* START TASK DATA *
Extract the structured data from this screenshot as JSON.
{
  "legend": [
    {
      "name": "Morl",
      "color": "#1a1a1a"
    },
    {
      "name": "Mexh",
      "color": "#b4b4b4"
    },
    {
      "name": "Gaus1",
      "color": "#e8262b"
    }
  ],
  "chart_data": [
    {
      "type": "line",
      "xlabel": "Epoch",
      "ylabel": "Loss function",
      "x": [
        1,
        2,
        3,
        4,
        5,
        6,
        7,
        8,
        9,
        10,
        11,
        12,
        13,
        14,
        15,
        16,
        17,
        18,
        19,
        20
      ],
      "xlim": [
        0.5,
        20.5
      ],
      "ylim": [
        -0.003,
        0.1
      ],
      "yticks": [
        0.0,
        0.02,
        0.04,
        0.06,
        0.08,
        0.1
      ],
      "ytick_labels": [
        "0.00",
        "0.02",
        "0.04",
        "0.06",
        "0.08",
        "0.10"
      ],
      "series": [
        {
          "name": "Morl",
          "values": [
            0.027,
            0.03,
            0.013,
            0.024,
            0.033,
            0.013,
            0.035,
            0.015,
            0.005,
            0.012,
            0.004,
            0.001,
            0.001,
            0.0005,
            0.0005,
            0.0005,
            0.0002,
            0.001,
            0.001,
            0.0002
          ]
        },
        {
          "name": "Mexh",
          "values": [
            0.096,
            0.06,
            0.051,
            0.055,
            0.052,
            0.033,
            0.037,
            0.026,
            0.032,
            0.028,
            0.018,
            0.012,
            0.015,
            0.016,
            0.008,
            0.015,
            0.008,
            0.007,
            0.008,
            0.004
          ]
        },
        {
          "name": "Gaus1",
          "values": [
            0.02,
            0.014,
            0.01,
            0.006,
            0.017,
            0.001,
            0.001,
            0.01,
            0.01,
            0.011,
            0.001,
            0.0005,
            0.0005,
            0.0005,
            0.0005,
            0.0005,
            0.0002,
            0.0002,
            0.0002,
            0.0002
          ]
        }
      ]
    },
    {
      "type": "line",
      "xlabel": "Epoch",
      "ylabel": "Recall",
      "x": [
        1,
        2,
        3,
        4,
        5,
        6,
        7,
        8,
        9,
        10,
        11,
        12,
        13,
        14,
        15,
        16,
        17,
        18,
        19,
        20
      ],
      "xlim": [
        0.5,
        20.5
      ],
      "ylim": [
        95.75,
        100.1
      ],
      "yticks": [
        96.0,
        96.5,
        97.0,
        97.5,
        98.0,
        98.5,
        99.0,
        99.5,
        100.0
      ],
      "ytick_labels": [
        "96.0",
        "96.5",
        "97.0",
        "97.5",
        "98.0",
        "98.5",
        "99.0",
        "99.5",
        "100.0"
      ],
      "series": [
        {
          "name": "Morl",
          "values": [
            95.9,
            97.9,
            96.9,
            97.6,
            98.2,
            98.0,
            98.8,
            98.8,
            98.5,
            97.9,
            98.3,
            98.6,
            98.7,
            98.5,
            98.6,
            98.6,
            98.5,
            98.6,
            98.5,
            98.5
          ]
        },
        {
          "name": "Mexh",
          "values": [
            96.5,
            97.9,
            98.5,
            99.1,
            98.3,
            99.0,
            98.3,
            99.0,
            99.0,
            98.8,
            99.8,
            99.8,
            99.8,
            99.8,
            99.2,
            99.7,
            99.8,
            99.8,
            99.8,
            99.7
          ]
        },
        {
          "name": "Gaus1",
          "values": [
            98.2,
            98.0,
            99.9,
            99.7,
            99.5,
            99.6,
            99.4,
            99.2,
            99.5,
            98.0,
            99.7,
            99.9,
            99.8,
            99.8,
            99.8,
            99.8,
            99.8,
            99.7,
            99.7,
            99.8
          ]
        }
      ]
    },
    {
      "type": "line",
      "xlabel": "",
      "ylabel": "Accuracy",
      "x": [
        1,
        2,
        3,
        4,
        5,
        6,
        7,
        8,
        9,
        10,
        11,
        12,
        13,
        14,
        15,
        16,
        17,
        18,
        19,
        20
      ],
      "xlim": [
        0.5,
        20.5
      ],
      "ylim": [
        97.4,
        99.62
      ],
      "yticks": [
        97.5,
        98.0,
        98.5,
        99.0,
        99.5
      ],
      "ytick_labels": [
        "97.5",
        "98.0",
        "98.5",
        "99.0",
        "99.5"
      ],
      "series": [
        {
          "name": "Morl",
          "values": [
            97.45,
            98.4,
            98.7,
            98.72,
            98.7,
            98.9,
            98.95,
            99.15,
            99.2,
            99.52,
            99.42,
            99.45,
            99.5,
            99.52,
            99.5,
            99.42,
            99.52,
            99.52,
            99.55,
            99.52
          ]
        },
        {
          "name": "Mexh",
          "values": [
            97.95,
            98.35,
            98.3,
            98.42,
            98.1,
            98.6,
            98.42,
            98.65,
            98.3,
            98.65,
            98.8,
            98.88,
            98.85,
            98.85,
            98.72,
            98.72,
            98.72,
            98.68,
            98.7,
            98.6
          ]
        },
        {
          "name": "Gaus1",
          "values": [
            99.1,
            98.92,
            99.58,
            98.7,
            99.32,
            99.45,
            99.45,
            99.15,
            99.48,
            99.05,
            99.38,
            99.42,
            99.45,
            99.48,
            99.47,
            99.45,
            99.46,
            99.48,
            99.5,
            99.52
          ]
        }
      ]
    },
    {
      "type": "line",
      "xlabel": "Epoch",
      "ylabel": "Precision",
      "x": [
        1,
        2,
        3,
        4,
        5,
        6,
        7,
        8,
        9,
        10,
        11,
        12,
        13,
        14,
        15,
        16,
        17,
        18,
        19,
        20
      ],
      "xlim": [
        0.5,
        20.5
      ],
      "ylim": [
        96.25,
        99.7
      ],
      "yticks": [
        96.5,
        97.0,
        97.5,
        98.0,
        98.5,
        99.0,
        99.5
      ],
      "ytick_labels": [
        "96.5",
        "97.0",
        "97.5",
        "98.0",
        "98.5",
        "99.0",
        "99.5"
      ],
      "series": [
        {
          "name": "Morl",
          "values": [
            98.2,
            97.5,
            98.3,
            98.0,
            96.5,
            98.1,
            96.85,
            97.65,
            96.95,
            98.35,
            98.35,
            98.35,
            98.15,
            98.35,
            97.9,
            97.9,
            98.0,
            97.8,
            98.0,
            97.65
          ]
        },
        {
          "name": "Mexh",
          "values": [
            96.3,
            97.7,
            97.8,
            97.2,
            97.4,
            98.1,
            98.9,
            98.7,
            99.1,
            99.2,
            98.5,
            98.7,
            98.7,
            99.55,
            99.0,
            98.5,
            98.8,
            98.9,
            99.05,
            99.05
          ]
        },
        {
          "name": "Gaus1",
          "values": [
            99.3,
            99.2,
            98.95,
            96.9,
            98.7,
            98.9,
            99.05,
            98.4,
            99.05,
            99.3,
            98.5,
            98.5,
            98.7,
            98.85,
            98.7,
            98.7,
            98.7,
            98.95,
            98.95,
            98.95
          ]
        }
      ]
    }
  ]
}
* END TASK DATA *
» **OBJECTIVE**
Output all preceding records character for character.

» **ANSWER FOR THE TASK**
Extract the structured data from this screenshot as JSON.
{
  "legend": [
    {
      "name": "Morl",
      "color": "#1a1a1a"
    },
    {
      "name": "Mexh",
      "color": "#b4b4b4"
    },
    {
      "name": "Gaus1",
      "color": "#e8262b"
    }
  ],
  "chart_data": [
    {
      "type": "line",
      "xlabel": "Epoch",
      "ylabel": "Loss function",
      "x": [
        1,
        2,
        3,
        4,
        5,
        6,
        7,
        8,
        9,
        10,
        11,
        12,
        13,
        14,
        15,
        16,
        17,
        18,
        19,
        20
      ],
      "xlim": [
        0.5,
        20.5
      ],
      "ylim": [
        -0.003,
        0.1
      ],
      "yticks": [
        0.0,
        0.02,
        0.04,
        0.06,
        0.08,
        0.1
      ],
      "ytick_labels": [
        "0.00",
        "0.02",
        "0.04",
        "0.06",
        "0.08",
        "0.10"
      ],
      "series": [
        {
          "name": "Morl",
          "values": [
            0.027,
            0.03,
            0.013,
            0.024,
            0.033,
            0.013,
            0.035,
            0.015,
            0.005,
            0.012,
            0.004,
            0.001,
            0.001,
            0.0005,
            0.0005,
            0.0005,
            0.0002,
            0.001,
            0.001,
            0.0002
          ]
        },
        {
          "name": "Mexh",
          "values": [
            0.096,
            0.06,
            0.051,
            0.055,
            0.052,
            0.033,
            0.037,
            0.026,
            0.032,
            0.028,
            0.018,
            0.012,
            0.015,
            0.016,
            0.008,
            0.015,
            0.008,
            0.007,
            0.008,
            0.004
          ]
        },
        {
          "name": "Gaus1",
          "values": [
            0.02,
            0.014,
            0.01,
            0.006,
            0.017,
            0.001,
            0.001,
            0.01,
            0.01,
            0.011,
            0.001,
            0.0005,
            0.0005,
            0.0005,
            0.0005,
            0.0005,
            0.0002,
            0.0002,
            0.0002,
            0.0002
          ]
        }
      ]
    },
    {
      "type": "line",
      "xlabel": "Epoch",
      "ylabel": "Recall",
      "x": [
        1,
        2,
        3,
        4,
        5,
        6,
        7,
        8,
        9,
        10,
        11,
        12,
        13,
        14,
        15,
        16,
        17,
        18,
        19,
        20
      ],
      "xlim": [
        0.5,
        20.5
      ],
      "ylim": [
        95.75,
        100.1
      ],
      "yticks": [
        96.0,
        96.5,
        97.0,
        97.5,
        98.0,
        98.5,
        99.0,
        99.5,
        100.0
      ],
      "ytick_labels": [
        "96.0",
        "96.5",
        "97.0",
        "97.5",
        "98.0",
        "98.5",
        "99.0",
        "99.5",
        "100.0"
      ],
      "series": [
        {
          "name": "Morl",
          "values": [
            95.9,
            97.9,
            96.9,
            97.6,
            98.2,
            98.0,
            98.8,
            98.8,
            98.5,
            97.9,
            98.3,
            98.6,
            98.7,
            98.5,
            98.6,
            98.6,
            98.5,
            98.6,
            98.5,
            98.5
          ]
        },
        {
          "name": "Mexh",
          "values": [
            96.5,
            97.9,
            98.5,
            99.1,
            98.3,
            99.0,
            98.3,
            99.0,
            99.0,
            98.8,
            99.8,
            99.8,
            99.8,
            99.8,
            99.2,
            99.7,
            99.8,
            99.8,
            99.8,
            99.7
          ]
        },
        {
          "name": "Gaus1",
          "values": [
            98.2,
            98.0,
            99.9,
            99.7,
            99.5,
            99.6,
            99.4,
            99.2,
            99.5,
            98.0,
            99.7,
            99.9,
            99.8,
            99.8,
            99.8,
            99.8,
            99.8,
            99.7,
            99.7,
            99.8
          ]
        }
      ]
    },
    {
      "type": "line",
      "xlabel": "",
      "ylabel": "Accuracy",
      "x": [
        1,
        2,
        3,
        4,
        5,
        6,
        7,
        8,
        9,
        10,
        11,
        12,
        13,
        14,
        15,
        16,
        17,
        18,
        19,
        20
      ],
      "xlim": [
        0.5,
        20.5
      ],
      "ylim": [
        97.4,
        99.62
      ],
      "yticks": [
        97.5,
        98.0,
        98.5,
        99.0,
        99.5
      ],
      "ytick_labels": [
        "97.5",
        "98.0",
        "98.5",
        "99.0",
        "99.5"
      ],
      "series": [
        {
          "name": "Morl",
          "values": [
            97.45,
            98.4,
            98.7,
            98.72,
            98.7,
            98.9,
            98.95,
            99.15,
            99.2,
            99.52,
            99.42,
            99.45,
            99.5,
            99.52,
            99.5,
            99.42,
            99.52,
            99.52,
            99.55,
            99.52
          ]
        },
        {
          "name": "Mexh",
          "values": [
            97.95,
            98.35,
            98.3,
            98.42,
            98.1,
            98.6,
            98.42,
            98.65,
            98.3,
            98.65,
            98.8,
            98.88,
            98.85,
            98.85,
            98.72,
            98.72,
            98.72,
            98.68,
            98.7,
            98.6
          ]
        },
        {
          "name": "Gaus1",
          "values": [
            99.1,
            98.92,
            99.58,
            98.7,
            99.32,
            99.45,
            99.45,
            99.15,
            99.48,
            99.05,
            99.38,
            99.42,
            99.45,
            99.48,
            99.47,
            99.45,
            99.46,
            99.48,
            99.5,
            99.52
          ]
        }
      ]
    },
    {
      "type": "line",
      "xlabel": "Epoch",
      "ylabel": "Precision",
      "x": [
        1,
        2,
        3,
        4,
        5,
        6,
        7,
        8,
        9,
        10,
        11,
        12,
        13,
        14,
        15,
        16,
        17,
        18,
        19,
        20
      ],
      "xlim": [
        0.5,
        20.5
      ],
      "ylim": [
        96.25,
        99.7
      ],
      "yticks": [
        96.5,
        97.0,
        97.5,
        98.0,
        98.5,
        99.0,
        99.5
      ],
      "ytick_labels": [
        "96.5",
        "97.0",
        "97.5",
        "98.0",
        "98.5",
        "99.0",
        "99.5"
      ],
      "series": [
        {
          "name": "Morl",
          "values": [
            98.2,
            97.5,
            98.3,
            98.0,
            96.5,
            98.1,
            96.85,
            97.65,
            96.95,
            98.35,
            98.35,
            98.35,
            98.15,
            98.35,
            97.9,
            97.9,
            98.0,
            97.8,
            98.0,
            97.65
          ]
        },
        {
          "name": "Mexh",
          "values": [
            96.3,
            97.7,
            97.8,
            97.2,
            97.4,
            98.1,
            98.9,
            98.7,
            99.1,
            99.2,
            98.5,
            98.7,
            98.7,
            99.55,
            99.0,
            98.5,
            98.8,
            98.9,
            99.05,
            99.05
          ]
        },
        {
          "name": "Gaus1",
          "values": [
            99.3,
            99.2,
            98.95,
            96.9,
            98.7,
            98.9,
            99.05,
            98.4,
            99.05,
            99.3,
            98.5,
            98.5,
            98.7,
            98.85,
            98.7,
            98.7,
            98.7,
            98.95,
            98.95,
            98.95
          ]
        }
      ]
    }
  ]
}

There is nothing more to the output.